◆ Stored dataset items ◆

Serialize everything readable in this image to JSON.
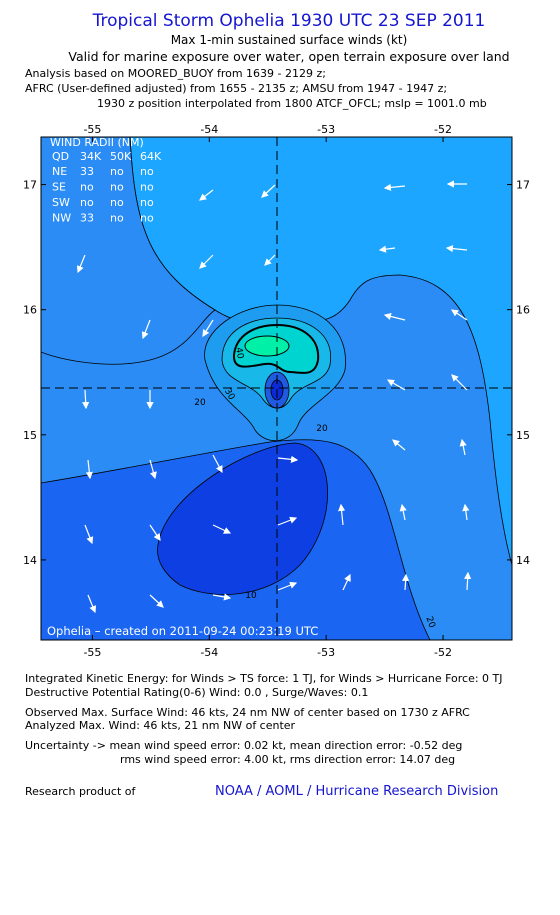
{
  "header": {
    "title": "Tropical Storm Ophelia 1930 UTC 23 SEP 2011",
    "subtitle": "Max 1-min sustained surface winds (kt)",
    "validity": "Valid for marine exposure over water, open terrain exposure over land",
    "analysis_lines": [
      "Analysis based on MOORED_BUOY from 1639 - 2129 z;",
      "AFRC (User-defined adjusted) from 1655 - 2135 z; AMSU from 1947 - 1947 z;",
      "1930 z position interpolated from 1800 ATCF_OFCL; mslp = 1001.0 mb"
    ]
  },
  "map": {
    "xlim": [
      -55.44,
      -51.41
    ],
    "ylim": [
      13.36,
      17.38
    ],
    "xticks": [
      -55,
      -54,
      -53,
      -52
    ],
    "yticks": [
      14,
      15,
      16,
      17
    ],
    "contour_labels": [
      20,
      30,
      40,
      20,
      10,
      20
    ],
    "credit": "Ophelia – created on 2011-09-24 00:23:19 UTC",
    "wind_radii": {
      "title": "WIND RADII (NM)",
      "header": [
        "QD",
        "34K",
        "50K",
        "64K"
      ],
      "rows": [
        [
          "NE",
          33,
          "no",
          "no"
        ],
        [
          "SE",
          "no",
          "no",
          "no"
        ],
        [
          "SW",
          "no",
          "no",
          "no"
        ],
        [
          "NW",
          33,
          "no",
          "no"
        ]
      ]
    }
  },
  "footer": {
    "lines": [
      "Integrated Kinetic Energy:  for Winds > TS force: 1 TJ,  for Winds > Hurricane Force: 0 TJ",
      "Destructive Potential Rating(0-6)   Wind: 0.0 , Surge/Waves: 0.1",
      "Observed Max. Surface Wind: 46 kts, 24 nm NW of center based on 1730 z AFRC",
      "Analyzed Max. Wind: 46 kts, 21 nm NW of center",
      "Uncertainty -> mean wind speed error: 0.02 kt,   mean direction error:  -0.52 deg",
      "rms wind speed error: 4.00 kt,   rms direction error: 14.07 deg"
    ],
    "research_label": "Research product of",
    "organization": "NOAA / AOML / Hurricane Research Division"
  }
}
==
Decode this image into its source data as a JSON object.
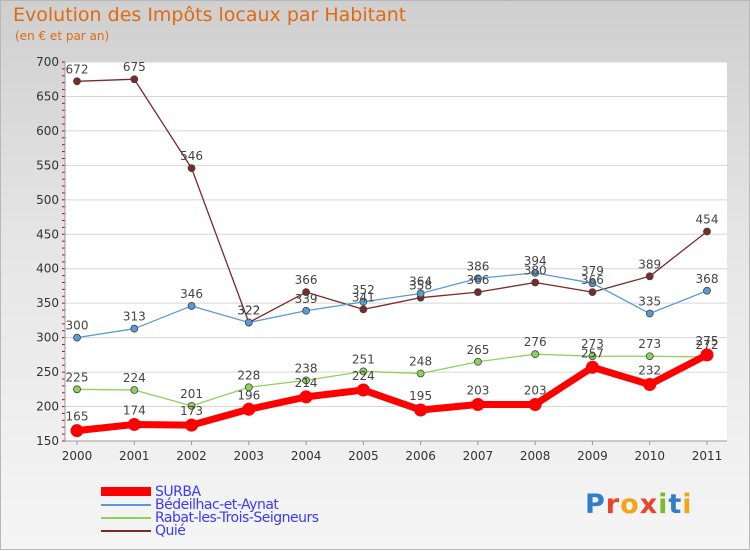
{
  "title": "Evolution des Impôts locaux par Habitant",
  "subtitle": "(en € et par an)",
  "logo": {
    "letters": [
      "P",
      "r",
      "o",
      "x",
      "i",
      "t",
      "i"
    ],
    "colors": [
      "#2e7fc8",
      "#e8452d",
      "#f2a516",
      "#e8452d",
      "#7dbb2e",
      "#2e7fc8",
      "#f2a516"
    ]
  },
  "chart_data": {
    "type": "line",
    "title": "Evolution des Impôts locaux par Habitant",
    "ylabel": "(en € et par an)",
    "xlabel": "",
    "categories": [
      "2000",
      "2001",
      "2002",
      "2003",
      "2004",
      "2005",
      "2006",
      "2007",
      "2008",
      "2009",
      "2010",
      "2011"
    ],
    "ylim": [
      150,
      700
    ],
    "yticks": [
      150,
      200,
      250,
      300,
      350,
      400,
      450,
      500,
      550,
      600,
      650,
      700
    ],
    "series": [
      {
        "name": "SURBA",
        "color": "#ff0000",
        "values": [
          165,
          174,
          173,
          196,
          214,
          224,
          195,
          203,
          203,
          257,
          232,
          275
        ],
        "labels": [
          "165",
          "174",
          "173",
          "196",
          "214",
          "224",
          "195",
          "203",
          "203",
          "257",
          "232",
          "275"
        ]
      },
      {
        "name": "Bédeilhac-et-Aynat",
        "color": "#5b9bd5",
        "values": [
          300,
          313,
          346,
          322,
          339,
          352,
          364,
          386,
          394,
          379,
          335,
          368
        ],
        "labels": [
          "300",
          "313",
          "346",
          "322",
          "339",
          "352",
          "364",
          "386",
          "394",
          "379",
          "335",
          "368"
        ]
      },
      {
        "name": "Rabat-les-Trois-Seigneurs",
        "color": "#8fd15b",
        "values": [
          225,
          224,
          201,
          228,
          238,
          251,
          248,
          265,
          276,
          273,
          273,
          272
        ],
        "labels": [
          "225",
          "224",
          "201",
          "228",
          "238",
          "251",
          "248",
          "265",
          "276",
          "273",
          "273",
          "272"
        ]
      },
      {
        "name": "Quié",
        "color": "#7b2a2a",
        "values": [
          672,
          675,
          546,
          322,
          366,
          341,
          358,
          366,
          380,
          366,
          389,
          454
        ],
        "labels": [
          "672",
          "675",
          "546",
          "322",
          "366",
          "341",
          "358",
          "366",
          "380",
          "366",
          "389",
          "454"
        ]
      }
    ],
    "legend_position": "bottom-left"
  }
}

◆ EXERCISE INSTRUCTIONS ◆
Show every line of the listing in which the string "based" can be found.

◆ WRITTEN SOLUTION ◆
      "Analysis based on MOORED_BUOY from 1639 - 2129 z;",
      "Observed Max. Surface Wind: 46 kts, 24 nm NW of center based on 1730 z AFRC",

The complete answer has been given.